-- begin --

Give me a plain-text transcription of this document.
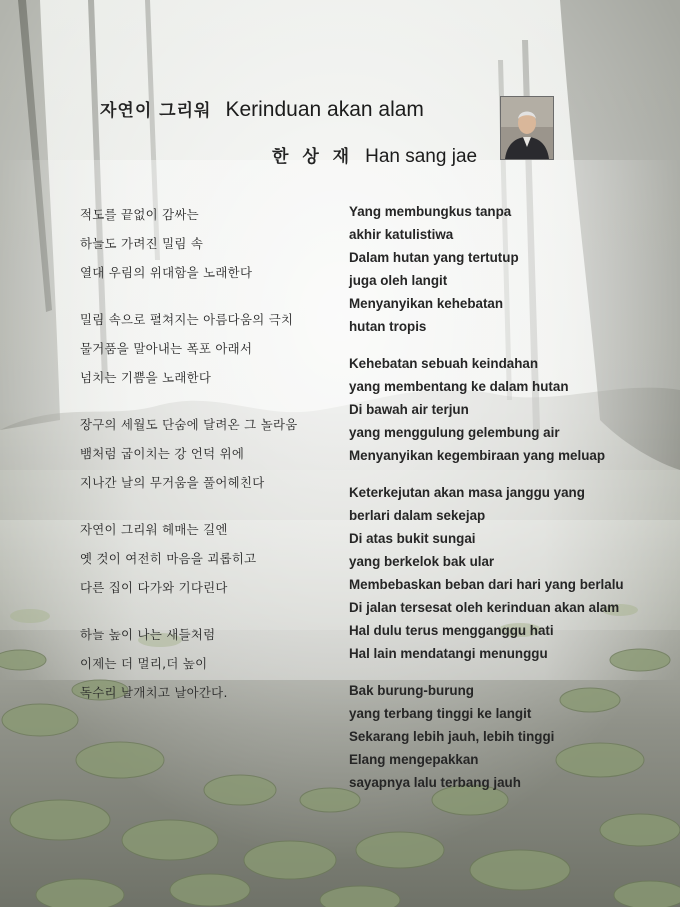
자연이 그리워 Kerinduan akan alam
한 상 재 Han sang jae
적도를 끝없이 감싸는
하늘도 가려진 밀림 속
열대 우림의 위대함을 노래한다
밀림 속으로 펼쳐지는 아름다움의 극치
물거품을 말아내는 폭포 아래서
넘치는 기쁨을 노래한다
장구의 세월도 단숨에 달려온 그 놀라움
뱀처럼 굽이치는 강 언덕 위에
지나간 날의 무거움을 풀어헤친다
자연이 그리워 헤매는 길엔
옛 것이 여전히 마음을 괴롭히고
다른 집이 다가와 기다린다
하늘 높이 나는 새들처럼
이제는 더 멀리,더 높이
독수리 날개치고 날아간다.
Yang membungkus tanpa
akhir katulistiwa
Dalam hutan yang tertutup
juga oleh langit
Menyanyikan kehebatan
hutan tropis
Kehebatan sebuah keindahan
yang membentang ke dalam hutan
Di bawah air terjun
yang menggulung gelembung air
Menyanyikan kegembiraan yang meluap
Keterkejutan akan masa janggu yang
berlari dalam sekejap
Di atas bukit sungai
yang berkelok bak ular
Membebaskan beban dari hari yang berlalu
Di jalan tersesat oleh kerinduan akan alam
Hal dulu terus mengganggu hati
Hal lain mendatangi menunggu
Bak burung-burung
yang terbang tinggi ke langit
Sekarang lebih jauh, lebih tinggi
Elang mengepakkan
sayapnya lalu terbang jauh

-- end --

• Given task: Transcribe all of the entries word for word, but skip any pictures they contain.

• Task answer:
Give me a plain-text transcription of this document.
자연이 그리워 Kerinduan akan alam
한 상 재 Han sang jae
적도를 끝없이 감싸는
하늘도 가려진 밀림 속
열대 우림의 위대함을 노래한다
밀림 속으로 펼쳐지는 아름다움의 극치
물거품을 말아내는 폭포 아래서
넘치는 기쁨을 노래한다
장구의 세월도 단숨에 달려온 그 놀라움
뱀처럼 굽이치는 강 언덕 위에
지나간 날의 무거움을 풀어헤친다
자연이 그리워 헤매는 길엔
옛 것이 여전히 마음을 괴롭히고
다른 집이 다가와 기다린다
하늘 높이 나는 새들처럼
이제는 더 멀리,더 높이
독수리 날개치고 날아간다.
Yang membungkus tanpa
akhir katulistiwa
Dalam hutan yang tertutup
juga oleh langit
Menyanyikan kehebatan
hutan tropis
Kehebatan sebuah keindahan
yang membentang ke dalam hutan
Di bawah air terjun
yang menggulung gelembung air
Menyanyikan kegembiraan yang meluap
Keterkejutan akan masa janggu yang
berlari dalam sekejap
Di atas bukit sungai
yang berkelok bak ular
Membebaskan beban dari hari yang berlalu
Di jalan tersesat oleh kerinduan akan alam
Hal dulu terus mengganggu hati
Hal lain mendatangi menunggu
Bak burung-burung
yang terbang tinggi ke langit
Sekarang lebih jauh, lebih tinggi
Elang mengepakkan
sayapnya lalu terbang jauh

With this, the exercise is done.